[What is needed]
Return, word for word, the lines below, starting with the line that contains "help-icon[interactable]: ? <box>1154" and going on through the line that contains "app-dark-icon[interactable] <box>867 695".

[Extracted information]
— Start —
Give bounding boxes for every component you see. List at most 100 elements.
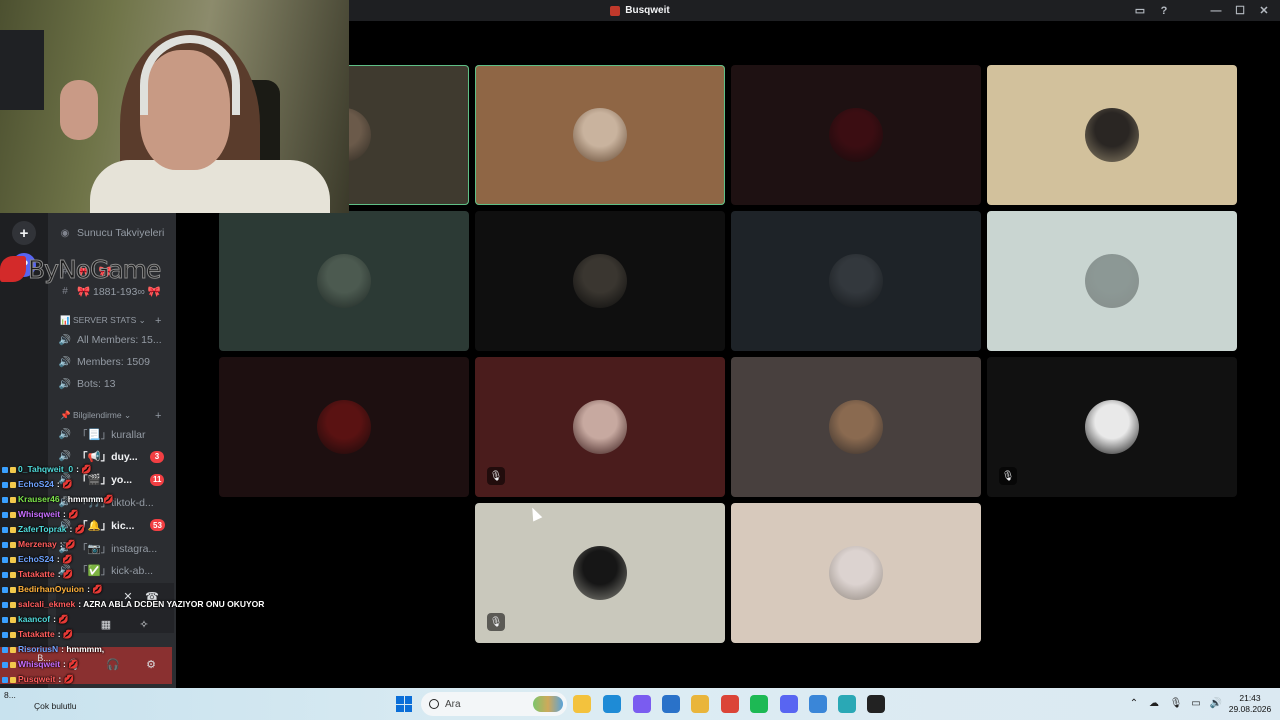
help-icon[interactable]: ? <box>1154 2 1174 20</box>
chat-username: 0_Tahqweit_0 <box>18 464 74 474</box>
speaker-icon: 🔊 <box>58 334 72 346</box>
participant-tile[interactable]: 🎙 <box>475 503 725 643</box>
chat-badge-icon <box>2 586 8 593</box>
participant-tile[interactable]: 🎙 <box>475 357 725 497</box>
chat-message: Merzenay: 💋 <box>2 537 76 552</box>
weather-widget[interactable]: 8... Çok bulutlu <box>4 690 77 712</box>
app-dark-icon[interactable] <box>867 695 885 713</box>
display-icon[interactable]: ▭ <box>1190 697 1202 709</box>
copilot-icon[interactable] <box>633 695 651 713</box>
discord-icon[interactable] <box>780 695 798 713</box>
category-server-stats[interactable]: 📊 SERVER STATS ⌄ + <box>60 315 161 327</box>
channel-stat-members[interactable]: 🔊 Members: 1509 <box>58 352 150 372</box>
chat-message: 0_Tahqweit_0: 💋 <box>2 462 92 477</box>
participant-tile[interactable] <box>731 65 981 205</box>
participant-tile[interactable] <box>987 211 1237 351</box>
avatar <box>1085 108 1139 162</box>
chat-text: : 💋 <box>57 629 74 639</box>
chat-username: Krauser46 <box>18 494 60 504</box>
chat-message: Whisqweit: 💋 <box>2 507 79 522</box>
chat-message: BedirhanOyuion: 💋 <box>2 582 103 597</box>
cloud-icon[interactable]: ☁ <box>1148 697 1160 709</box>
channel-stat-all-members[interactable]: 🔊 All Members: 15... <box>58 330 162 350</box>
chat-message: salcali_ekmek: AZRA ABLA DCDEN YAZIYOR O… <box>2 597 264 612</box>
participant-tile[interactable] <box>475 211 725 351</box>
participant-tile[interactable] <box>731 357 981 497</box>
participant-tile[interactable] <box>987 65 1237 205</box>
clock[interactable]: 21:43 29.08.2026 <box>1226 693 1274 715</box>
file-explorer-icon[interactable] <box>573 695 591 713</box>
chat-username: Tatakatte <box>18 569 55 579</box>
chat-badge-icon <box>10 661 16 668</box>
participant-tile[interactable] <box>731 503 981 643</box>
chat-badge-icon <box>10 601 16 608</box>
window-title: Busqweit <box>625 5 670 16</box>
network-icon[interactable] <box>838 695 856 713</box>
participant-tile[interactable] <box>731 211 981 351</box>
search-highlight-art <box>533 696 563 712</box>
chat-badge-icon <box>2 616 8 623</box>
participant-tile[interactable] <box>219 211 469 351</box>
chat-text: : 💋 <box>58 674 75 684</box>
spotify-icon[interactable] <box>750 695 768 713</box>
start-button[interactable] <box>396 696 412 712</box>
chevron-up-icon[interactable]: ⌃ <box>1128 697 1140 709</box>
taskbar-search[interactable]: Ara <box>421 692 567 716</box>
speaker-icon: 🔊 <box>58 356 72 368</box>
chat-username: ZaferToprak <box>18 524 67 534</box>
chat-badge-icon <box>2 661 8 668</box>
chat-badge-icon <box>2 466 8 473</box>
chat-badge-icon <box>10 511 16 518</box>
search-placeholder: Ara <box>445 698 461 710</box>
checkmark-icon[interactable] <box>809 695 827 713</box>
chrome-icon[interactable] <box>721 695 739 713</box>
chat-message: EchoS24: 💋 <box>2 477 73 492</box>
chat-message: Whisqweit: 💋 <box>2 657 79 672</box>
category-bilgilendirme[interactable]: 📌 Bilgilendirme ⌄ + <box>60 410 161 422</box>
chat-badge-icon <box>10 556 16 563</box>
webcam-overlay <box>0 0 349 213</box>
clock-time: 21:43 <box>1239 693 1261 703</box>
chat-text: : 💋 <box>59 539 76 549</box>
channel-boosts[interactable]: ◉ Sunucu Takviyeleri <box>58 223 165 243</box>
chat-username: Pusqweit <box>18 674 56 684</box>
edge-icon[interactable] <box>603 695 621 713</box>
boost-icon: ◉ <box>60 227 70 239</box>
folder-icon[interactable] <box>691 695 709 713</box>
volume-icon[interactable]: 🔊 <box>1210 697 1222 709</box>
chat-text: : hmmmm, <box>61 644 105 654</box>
— End —
[Answer to the exercise]
help-icon[interactable]: ? <box>1154 2 1174 20</box>
chat-username: 0_Tahqweit_0 <box>18 464 74 474</box>
speaker-icon: 🔊 <box>58 334 72 346</box>
participant-tile[interactable]: 🎙 <box>475 503 725 643</box>
chat-badge-icon <box>2 586 8 593</box>
participant-tile[interactable]: 🎙 <box>475 357 725 497</box>
chat-message: Merzenay: 💋 <box>2 537 76 552</box>
weather-widget[interactable]: 8... Çok bulutlu <box>4 690 77 712</box>
app-dark-icon[interactable] <box>867 695 885 713</box>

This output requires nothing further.